= READING PASSAGE =
How Much Heat is Needed to Vaporize Ethyl Alcohol from -50°C to Boiling Point?

[format1998]

Homework Statement

How much heat is required to change 1.75 L of Ethyl Alcohol (C₂H₆O) at -50.0°C to a gas at its boiling point?

Ethyl Alcohol
V = 1.75 L
T_i = -50°C

46 g/mol
density = 0.789 g/cm³
boiling point = 78°C
specific heat (c)= 2400 J/kg*C°
Heat of Vaporization (L_v) = 850*10³ J/kg

Homework Equations

density m = ρV

specific heat Q = mcΔT

latent heat Q = mL_v

The Attempt at a Solution

First I determined the mass of the Ethyl Alcohol

m = ρV = (0.789 g/cm³) (1750 cm³) = 1380.75 g = 1.38075 kg

Then I solve for Q_NET

Q_NET = (mcΔT)_l + mL_v

Q_NET = [1.38 kg (2400 J/kg*C°) (78°C - (-50°C)] + [1.38 kg (850*10³ J/kg)] = 1.60 * 10⁶ J

According to the answer sheet, the answer is 4.24*10⁵ J
What am I doing wrong?


Thank you in advance! Any and all help is appreciated!

= DATA EXTRACT =

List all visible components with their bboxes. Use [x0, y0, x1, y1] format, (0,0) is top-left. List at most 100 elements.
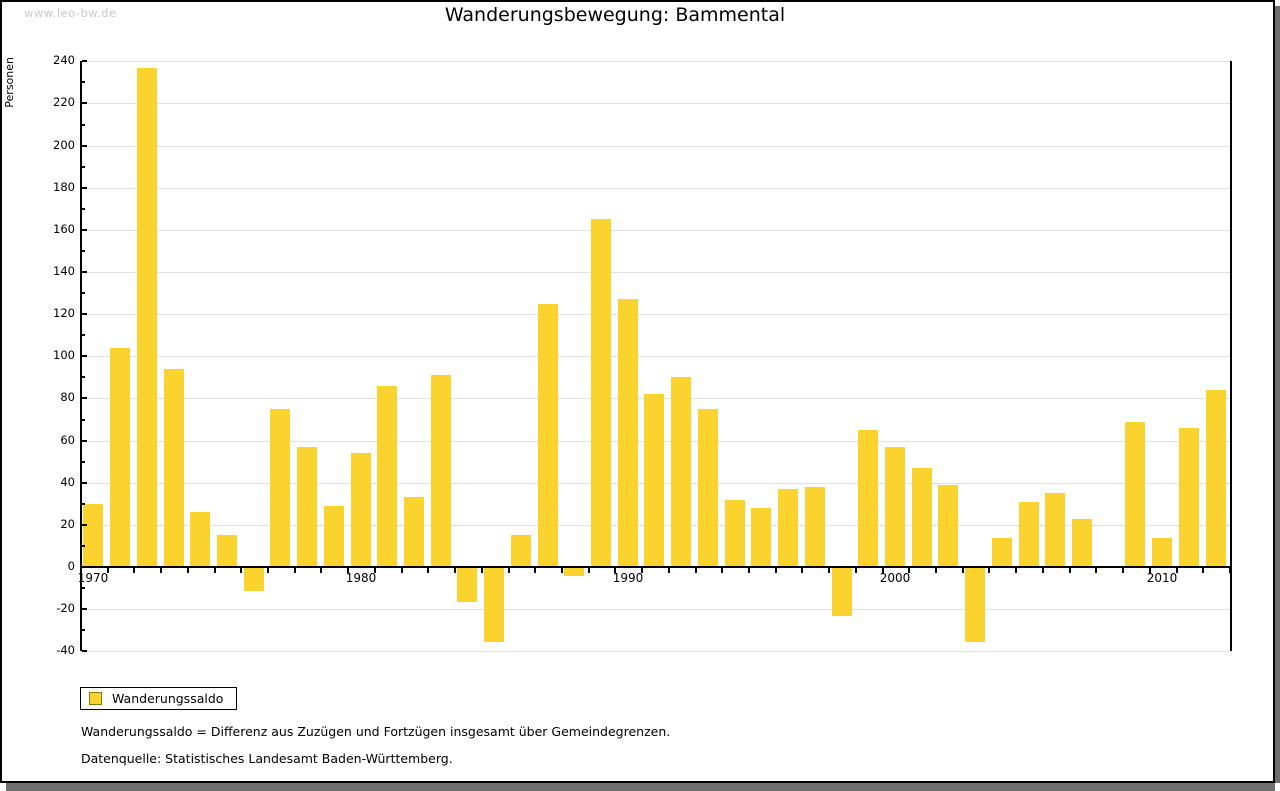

= CHALLENGE =
Pick up the thread on heating ethyl alcohol to its boiling point and continue it after its last sentence. The lines play no part in what is asked here.

= EXPECTED ANSWER =
[SteamKing]

The answer sheet apparently has only accounted for the heat required to raise the temperature of the liquid ethanol from -50C to 78C.

 

[format1998]

So, did I do it correctly? It did say that "to a gas" . From my understanding of the problem as worded, I have to account for the amount of heat required to bring it to its boiling point, as well as the amount of heat required to turn it into a gas, right? Or did I do it incorrectly and I'm only suppose to calculate the amount of heat needed to bring it to the boiling point?

 

[SteamKing]

Only your professor knows for sure.